### [REQUEST]
Only a number is wanted here: the number of lines of the data that include "error".

------------------------------------------------------------------------

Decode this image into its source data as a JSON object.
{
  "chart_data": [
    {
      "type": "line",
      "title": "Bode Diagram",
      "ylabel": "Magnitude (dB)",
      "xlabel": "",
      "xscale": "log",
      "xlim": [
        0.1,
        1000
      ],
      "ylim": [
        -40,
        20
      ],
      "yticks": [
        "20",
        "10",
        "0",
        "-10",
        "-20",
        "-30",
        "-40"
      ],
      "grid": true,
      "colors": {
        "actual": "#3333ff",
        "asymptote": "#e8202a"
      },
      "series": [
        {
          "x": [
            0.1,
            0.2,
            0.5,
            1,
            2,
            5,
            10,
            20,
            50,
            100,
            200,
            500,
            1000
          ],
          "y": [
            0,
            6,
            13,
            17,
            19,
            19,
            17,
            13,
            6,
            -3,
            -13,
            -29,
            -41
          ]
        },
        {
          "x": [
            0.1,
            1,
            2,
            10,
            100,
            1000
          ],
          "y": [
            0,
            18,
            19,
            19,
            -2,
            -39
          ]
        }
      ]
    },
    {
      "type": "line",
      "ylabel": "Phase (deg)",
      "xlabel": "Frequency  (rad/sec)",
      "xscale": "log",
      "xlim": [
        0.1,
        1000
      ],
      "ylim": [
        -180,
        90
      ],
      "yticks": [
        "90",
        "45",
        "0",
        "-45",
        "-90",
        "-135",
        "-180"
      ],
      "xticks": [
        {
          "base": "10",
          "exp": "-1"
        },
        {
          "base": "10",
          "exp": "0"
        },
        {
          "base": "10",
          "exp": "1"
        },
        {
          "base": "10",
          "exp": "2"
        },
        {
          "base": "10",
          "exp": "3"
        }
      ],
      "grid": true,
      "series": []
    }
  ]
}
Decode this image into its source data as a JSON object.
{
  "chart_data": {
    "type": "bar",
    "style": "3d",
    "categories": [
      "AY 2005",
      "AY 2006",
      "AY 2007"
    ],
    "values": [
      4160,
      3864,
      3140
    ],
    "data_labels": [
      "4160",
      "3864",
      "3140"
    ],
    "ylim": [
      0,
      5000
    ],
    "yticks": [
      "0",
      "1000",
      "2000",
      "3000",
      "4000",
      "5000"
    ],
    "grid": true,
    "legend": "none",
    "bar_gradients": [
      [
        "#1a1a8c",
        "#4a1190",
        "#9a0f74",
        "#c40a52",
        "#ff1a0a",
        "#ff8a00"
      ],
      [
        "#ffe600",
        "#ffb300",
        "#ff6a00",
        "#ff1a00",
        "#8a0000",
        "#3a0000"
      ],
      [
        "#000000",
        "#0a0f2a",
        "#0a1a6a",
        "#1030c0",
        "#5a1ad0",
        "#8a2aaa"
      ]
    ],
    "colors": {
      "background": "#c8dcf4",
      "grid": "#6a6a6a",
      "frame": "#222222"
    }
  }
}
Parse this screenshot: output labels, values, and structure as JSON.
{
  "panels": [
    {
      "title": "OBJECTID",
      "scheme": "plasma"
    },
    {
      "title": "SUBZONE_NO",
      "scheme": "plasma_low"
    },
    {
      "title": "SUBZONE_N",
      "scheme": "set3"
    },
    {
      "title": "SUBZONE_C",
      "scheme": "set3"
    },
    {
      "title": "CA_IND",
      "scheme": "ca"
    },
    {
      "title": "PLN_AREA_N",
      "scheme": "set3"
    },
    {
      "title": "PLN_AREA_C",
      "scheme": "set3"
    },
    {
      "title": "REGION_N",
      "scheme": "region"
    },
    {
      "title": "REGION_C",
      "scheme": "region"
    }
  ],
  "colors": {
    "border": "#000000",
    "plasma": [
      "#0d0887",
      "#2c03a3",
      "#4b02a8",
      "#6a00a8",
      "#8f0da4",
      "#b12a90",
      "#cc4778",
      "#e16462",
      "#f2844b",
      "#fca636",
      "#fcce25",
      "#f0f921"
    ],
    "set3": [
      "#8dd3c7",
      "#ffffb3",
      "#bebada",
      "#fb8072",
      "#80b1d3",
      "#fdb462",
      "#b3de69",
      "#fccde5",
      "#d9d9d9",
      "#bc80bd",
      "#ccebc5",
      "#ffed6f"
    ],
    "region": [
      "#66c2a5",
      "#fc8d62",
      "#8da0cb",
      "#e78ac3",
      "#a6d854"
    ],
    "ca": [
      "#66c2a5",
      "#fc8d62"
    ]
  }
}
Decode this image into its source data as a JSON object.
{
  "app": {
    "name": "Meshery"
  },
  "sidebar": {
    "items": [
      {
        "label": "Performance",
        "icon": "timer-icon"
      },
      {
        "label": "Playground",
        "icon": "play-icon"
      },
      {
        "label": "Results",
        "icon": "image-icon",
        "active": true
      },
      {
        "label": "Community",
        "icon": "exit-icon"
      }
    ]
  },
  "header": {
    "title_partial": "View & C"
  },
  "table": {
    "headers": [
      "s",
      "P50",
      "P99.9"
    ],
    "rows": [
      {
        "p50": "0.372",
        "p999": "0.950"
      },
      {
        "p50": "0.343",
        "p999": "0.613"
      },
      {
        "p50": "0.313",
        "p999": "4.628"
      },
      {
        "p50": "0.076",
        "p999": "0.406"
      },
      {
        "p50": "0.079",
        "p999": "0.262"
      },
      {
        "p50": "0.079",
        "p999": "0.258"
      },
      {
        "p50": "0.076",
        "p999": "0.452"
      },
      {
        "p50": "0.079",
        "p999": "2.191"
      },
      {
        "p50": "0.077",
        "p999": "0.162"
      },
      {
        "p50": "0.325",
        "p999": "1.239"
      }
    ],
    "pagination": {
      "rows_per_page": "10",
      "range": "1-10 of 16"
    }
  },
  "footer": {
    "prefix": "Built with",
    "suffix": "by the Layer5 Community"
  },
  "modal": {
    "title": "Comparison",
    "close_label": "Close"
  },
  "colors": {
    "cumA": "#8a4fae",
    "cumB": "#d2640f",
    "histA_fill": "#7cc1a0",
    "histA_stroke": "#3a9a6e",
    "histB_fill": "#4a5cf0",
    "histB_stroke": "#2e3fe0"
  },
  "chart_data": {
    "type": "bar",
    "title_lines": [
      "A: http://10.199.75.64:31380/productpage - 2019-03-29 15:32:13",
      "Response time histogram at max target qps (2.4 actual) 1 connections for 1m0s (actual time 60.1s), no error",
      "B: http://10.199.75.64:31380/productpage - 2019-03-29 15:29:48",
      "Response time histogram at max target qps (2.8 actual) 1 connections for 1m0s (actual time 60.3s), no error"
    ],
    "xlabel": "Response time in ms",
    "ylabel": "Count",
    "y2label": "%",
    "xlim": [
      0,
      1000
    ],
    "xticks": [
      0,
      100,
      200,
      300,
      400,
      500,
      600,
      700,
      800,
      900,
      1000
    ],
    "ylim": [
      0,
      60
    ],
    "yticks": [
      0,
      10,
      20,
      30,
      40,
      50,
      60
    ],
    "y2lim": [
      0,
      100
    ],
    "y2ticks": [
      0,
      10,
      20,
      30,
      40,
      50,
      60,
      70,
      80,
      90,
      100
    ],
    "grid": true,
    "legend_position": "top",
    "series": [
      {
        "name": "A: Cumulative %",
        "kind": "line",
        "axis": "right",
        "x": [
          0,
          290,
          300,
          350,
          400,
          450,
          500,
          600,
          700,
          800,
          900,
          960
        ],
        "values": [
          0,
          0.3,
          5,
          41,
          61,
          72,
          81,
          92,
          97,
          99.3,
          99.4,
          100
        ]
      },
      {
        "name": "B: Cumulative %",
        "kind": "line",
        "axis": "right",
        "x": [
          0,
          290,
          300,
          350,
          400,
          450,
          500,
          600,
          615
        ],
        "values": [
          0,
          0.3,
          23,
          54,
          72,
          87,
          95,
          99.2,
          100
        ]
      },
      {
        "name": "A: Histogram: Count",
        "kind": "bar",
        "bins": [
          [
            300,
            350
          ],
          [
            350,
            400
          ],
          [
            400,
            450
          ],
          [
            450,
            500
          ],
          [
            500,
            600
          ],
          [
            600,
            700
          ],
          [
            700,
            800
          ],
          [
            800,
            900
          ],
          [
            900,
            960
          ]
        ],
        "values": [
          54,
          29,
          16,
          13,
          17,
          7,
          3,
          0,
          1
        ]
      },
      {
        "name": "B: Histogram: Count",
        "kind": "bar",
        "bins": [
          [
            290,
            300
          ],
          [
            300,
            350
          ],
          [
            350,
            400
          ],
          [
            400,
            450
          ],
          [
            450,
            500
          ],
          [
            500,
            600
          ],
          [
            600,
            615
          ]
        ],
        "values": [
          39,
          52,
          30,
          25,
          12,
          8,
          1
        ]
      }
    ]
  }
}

------------------------------------------------------------------------

### [THE ANSWER]
2